* _TASK TO COMPLETE_
Give the number of lines below that contain the string "residence", and no other text.

* _DATA FOR PROCESSING_
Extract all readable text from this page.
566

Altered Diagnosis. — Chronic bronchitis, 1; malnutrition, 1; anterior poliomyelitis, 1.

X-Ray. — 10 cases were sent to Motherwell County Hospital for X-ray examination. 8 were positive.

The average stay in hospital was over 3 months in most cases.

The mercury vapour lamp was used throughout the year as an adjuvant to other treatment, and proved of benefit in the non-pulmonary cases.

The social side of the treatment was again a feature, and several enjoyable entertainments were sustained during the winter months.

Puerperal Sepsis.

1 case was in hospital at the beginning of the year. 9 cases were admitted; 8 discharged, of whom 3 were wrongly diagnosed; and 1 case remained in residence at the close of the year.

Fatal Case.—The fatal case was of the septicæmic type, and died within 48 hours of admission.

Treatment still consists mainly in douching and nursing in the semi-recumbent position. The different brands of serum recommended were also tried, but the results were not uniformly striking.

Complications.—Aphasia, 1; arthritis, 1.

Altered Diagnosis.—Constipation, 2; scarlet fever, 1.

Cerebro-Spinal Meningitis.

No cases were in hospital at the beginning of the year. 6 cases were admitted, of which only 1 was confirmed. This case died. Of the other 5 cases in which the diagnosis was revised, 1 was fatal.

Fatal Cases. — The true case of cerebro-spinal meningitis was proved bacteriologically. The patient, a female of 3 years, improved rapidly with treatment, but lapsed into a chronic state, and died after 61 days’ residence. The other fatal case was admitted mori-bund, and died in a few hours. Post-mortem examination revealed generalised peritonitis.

* _RESPONSE BELOW_
2